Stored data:

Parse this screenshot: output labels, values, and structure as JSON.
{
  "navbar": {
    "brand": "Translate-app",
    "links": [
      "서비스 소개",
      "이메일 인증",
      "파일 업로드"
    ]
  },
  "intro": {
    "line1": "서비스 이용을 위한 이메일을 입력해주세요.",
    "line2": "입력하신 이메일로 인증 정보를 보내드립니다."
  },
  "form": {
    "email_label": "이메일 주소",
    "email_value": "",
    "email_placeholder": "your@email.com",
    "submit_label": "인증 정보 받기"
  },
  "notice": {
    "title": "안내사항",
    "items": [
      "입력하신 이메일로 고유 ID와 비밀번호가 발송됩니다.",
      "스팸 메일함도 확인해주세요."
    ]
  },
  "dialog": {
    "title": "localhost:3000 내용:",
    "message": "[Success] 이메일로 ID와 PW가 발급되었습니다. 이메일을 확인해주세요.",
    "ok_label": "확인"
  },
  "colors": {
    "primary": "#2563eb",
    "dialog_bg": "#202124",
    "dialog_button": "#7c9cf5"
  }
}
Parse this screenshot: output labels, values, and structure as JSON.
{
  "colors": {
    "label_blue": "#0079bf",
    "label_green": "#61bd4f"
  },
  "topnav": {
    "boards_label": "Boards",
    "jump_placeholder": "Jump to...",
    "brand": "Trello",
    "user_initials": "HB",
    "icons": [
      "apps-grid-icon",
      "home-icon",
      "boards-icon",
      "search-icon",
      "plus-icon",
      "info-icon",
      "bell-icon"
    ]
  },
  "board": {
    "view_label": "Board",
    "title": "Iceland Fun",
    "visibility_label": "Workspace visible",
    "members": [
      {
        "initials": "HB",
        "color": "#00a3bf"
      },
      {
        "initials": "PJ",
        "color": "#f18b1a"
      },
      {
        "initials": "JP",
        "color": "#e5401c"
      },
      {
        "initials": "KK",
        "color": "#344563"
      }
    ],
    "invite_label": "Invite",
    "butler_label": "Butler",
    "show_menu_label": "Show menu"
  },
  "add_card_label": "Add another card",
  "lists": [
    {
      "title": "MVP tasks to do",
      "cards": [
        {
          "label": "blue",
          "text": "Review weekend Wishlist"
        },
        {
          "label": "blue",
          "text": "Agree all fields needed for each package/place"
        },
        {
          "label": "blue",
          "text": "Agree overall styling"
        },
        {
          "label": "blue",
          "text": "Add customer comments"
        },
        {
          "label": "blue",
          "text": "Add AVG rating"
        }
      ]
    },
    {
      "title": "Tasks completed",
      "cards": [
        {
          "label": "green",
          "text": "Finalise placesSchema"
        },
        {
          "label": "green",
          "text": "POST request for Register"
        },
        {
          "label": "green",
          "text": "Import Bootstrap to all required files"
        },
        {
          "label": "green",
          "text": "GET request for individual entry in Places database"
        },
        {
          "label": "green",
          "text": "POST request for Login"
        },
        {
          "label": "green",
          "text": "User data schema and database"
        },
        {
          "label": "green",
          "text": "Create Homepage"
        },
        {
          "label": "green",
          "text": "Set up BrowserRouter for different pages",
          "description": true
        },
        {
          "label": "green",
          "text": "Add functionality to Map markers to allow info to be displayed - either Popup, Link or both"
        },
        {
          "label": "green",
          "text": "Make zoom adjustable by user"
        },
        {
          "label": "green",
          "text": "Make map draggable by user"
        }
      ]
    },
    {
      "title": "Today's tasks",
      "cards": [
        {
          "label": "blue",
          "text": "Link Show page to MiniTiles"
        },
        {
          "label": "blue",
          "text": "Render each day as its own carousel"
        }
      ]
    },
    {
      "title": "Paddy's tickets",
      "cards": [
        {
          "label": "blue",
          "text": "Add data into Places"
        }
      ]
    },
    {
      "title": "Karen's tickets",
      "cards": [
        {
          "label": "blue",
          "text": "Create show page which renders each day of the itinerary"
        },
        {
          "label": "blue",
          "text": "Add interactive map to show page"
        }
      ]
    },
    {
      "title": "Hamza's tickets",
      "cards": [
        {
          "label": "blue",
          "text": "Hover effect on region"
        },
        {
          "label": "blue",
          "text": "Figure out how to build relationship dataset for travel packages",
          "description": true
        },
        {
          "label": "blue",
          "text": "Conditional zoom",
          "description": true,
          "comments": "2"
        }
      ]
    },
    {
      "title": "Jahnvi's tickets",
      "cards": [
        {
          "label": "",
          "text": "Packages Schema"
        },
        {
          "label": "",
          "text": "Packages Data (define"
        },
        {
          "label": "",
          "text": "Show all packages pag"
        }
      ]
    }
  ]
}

(Problem details): Return all of the data exactly as it reads.

(Final result):
Parse this screenshot: output labels, values, and structure as JSON.
{
  "navbar": {
    "brand": "Translate-app",
    "links": [
      "서비스 소개",
      "이메일 인증",
      "파일 업로드"
    ]
  },
  "intro": {
    "line1": "서비스 이용을 위한 이메일을 입력해주세요.",
    "line2": "입력하신 이메일로 인증 정보를 보내드립니다."
  },
  "form": {
    "email_label": "이메일 주소",
    "email_value": "",
    "email_placeholder": "your@email.com",
    "submit_label": "인증 정보 받기"
  },
  "notice": {
    "title": "안내사항",
    "items": [
      "입력하신 이메일로 고유 ID와 비밀번호가 발송됩니다.",
      "스팸 메일함도 확인해주세요."
    ]
  },
  "dialog": {
    "title": "localhost:3000 내용:",
    "message": "[Success] 이메일로 ID와 PW가 발급되었습니다. 이메일을 확인해주세요.",
    "ok_label": "확인"
  },
  "colors": {
    "primary": "#2563eb",
    "dialog_bg": "#202124",
    "dialog_button": "#7c9cf5"
  }
}
Parse this screenshot: output labels, values, and structure as JSON.
{
  "colors": {
    "label_blue": "#0079bf",
    "label_green": "#61bd4f"
  },
  "topnav": {
    "boards_label": "Boards",
    "jump_placeholder": "Jump to...",
    "brand": "Trello",
    "user_initials": "HB",
    "icons": [
      "apps-grid-icon",
      "home-icon",
      "boards-icon",
      "search-icon",
      "plus-icon",
      "info-icon",
      "bell-icon"
    ]
  },
  "board": {
    "view_label": "Board",
    "title": "Iceland Fun",
    "visibility_label": "Workspace visible",
    "members": [
      {
        "initials": "HB",
        "color": "#00a3bf"
      },
      {
        "initials": "PJ",
        "color": "#f18b1a"
      },
      {
        "initials": "JP",
        "color": "#e5401c"
      },
      {
        "initials": "KK",
        "color": "#344563"
      }
    ],
    "invite_label": "Invite",
    "butler_label": "Butler",
    "show_menu_label": "Show menu"
  },
  "add_card_label": "Add another card",
  "lists": [
    {
      "title": "MVP tasks to do",
      "cards": [
        {
          "label": "blue",
          "text": "Review weekend Wishlist"
        },
        {
          "label": "blue",
          "text": "Agree all fields needed for each package/place"
        },
        {
          "label": "blue",
          "text": "Agree overall styling"
        },
        {
          "label": "blue",
          "text": "Add customer comments"
        },
        {
          "label": "blue",
          "text": "Add AVG rating"
        }
      ]
    },
    {
      "title": "Tasks completed",
      "cards": [
        {
          "label": "green",
          "text": "Finalise placesSchema"
        },
        {
          "label": "green",
          "text": "POST request for Register"
        },
        {
          "label": "green",
          "text": "Import Bootstrap to all required files"
        },
        {
          "label": "green",
          "text": "GET request for individual entry in Places database"
        },
        {
          "label": "green",
          "text": "POST request for Login"
        },
        {
          "label": "green",
          "text": "User data schema and database"
        },
        {
          "label": "green",
          "text": "Create Homepage"
        },
        {
          "label": "green",
          "text": "Set up BrowserRouter for different pages",
          "description": true
        },
        {
          "label": "green",
          "text": "Add functionality to Map markers to allow info to be displayed - either Popup, Link or both"
        },
        {
          "label": "green",
          "text": "Make zoom adjustable by user"
        },
        {
          "label": "green",
          "text": "Make map draggable by user"
        }
      ]
    },
    {
      "title": "Today's tasks",
      "cards": [
        {
          "label": "blue",
          "text": "Link Show page to MiniTiles"
        },
        {
          "label": "blue",
          "text": "Render each day as its own carousel"
        }
      ]
    },
    {
      "title": "Paddy's tickets",
      "cards": [
        {
          "label": "blue",
          "text": "Add data into Places"
        }
      ]
    },
    {
      "title": "Karen's tickets",
      "cards": [
        {
          "label": "blue",
          "text": "Create show page which renders each day of the itinerary"
        },
        {
          "label": "blue",
          "text": "Add interactive map to show page"
        }
      ]
    },
    {
      "title": "Hamza's tickets",
      "cards": [
        {
          "label": "blue",
          "text": "Hover effect on region"
        },
        {
          "label": "blue",
          "text": "Figure out how to build relationship dataset for travel packages",
          "description": true
        },
        {
          "label": "blue",
          "text": "Conditional zoom",
          "description": true,
          "comments": "2"
        }
      ]
    },
    {
      "title": "Jahnvi's tickets",
      "cards": [
        {
          "label": "",
          "text": "Packages Schema"
        },
        {
          "label": "",
          "text": "Packages Data (define"
        },
        {
          "label": "",
          "text": "Show all packages pag"
        }
      ]
    }
  ]
}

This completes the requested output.